In the data below, find each line containing the string "temperature" and return it.
○ ○ ○ ○ ○ ○ ○
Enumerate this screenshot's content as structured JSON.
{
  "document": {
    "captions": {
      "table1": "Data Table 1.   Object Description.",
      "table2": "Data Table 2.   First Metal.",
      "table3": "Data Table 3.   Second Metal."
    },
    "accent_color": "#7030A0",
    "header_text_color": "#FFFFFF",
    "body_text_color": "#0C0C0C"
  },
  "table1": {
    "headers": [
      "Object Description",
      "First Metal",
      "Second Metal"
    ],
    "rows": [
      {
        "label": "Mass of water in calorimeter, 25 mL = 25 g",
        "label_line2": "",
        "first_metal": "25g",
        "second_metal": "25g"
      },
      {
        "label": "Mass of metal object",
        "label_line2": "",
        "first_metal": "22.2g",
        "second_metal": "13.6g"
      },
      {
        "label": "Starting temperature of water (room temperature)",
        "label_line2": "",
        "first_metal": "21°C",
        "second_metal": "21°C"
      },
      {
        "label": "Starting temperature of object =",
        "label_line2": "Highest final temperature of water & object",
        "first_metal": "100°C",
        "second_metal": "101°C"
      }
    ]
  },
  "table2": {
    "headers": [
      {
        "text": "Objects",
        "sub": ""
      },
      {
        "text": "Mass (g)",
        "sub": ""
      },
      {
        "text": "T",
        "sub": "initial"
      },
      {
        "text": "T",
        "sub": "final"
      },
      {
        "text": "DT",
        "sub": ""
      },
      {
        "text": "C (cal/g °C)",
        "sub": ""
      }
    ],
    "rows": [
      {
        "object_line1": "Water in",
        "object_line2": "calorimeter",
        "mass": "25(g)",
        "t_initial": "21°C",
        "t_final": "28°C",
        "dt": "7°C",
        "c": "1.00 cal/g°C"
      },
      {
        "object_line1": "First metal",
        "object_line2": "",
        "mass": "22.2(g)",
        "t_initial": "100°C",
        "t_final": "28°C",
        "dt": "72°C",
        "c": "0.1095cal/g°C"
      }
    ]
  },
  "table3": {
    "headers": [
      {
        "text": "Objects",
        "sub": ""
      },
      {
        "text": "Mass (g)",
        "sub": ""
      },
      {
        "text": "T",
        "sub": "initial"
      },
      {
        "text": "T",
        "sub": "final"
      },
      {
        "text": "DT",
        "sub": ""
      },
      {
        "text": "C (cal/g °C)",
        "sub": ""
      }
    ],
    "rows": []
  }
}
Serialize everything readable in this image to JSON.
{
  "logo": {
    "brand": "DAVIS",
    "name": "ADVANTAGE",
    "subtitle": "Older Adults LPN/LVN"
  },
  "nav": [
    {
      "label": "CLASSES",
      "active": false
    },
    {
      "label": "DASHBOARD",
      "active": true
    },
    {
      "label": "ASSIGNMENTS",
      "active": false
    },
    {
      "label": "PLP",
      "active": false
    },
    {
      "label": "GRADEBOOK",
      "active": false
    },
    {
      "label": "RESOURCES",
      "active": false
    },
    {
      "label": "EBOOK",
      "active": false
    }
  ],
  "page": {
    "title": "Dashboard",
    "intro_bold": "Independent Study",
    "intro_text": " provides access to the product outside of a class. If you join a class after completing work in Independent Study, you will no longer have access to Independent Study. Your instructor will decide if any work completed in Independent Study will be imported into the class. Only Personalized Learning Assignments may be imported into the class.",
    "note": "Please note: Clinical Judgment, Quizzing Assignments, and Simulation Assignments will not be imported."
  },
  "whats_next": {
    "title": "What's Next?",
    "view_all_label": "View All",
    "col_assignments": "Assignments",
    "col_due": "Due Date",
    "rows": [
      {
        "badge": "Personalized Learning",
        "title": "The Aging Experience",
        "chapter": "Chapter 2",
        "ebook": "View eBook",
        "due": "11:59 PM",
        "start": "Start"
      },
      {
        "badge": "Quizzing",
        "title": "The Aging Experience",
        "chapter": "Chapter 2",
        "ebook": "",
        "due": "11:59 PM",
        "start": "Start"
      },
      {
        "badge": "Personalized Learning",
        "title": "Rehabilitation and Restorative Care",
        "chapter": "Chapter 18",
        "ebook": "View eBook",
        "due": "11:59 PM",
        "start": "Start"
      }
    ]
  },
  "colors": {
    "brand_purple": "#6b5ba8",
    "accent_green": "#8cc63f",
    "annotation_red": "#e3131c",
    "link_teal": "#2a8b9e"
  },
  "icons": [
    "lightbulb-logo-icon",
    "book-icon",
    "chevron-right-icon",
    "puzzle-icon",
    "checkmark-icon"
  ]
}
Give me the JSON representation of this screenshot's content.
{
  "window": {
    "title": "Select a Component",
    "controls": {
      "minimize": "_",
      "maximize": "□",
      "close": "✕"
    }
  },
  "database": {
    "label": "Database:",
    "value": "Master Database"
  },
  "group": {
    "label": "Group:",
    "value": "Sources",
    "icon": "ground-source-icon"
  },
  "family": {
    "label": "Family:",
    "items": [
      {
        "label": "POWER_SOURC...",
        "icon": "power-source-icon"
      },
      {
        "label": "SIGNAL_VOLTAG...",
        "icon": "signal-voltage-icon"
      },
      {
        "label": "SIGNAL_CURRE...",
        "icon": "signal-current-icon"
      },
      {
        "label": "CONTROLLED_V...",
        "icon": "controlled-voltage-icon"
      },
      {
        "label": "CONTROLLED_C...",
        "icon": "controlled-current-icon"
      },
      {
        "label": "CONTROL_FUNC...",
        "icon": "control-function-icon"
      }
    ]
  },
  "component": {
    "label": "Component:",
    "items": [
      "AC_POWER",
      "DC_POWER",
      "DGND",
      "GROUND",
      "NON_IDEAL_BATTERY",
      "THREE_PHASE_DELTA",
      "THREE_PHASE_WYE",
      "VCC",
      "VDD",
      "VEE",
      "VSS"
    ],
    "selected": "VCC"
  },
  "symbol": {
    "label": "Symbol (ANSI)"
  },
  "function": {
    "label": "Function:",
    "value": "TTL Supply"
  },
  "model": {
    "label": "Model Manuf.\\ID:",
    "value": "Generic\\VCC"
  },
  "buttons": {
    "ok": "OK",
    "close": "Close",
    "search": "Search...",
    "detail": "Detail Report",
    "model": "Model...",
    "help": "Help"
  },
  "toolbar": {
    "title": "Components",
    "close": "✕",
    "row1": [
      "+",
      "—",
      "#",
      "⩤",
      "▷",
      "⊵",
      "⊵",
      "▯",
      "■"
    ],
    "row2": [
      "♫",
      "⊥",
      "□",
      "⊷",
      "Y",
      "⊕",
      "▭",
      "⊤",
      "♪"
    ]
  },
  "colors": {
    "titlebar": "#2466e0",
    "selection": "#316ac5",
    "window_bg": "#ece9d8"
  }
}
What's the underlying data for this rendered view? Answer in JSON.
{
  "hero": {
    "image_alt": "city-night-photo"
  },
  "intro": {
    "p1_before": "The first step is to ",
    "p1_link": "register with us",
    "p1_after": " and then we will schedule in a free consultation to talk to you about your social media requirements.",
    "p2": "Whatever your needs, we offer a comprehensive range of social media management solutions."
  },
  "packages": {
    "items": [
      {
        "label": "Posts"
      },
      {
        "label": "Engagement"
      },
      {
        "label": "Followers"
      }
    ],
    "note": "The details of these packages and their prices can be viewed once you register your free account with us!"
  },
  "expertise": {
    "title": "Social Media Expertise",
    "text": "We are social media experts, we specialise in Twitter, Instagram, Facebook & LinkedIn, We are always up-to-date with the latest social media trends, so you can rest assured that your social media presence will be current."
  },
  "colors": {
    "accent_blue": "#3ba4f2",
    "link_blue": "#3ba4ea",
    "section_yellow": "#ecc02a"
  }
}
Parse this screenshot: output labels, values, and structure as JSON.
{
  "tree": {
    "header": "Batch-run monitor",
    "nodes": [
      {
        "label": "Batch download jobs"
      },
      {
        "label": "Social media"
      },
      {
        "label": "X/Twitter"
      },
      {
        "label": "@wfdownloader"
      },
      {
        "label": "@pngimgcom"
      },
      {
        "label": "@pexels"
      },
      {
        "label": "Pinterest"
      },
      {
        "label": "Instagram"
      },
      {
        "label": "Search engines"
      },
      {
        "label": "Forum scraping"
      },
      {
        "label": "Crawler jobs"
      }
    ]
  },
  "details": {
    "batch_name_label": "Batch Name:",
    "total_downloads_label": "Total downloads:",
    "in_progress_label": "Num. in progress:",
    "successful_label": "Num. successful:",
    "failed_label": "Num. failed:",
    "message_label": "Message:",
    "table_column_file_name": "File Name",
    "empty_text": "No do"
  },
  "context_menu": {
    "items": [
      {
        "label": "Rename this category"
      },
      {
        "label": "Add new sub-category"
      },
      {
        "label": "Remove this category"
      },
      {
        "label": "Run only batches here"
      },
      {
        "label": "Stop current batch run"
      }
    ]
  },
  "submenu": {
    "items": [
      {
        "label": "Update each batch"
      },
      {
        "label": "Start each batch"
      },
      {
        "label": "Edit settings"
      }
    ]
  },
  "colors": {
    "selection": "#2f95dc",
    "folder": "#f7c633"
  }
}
○ ○ ○ ○ ○ ○ ○
_Result of this task_
        "label": "Starting temperature of water (room temperature)",
        "label": "Starting temperature of object =",
        "label_line2": "Highest final temperature of water & object",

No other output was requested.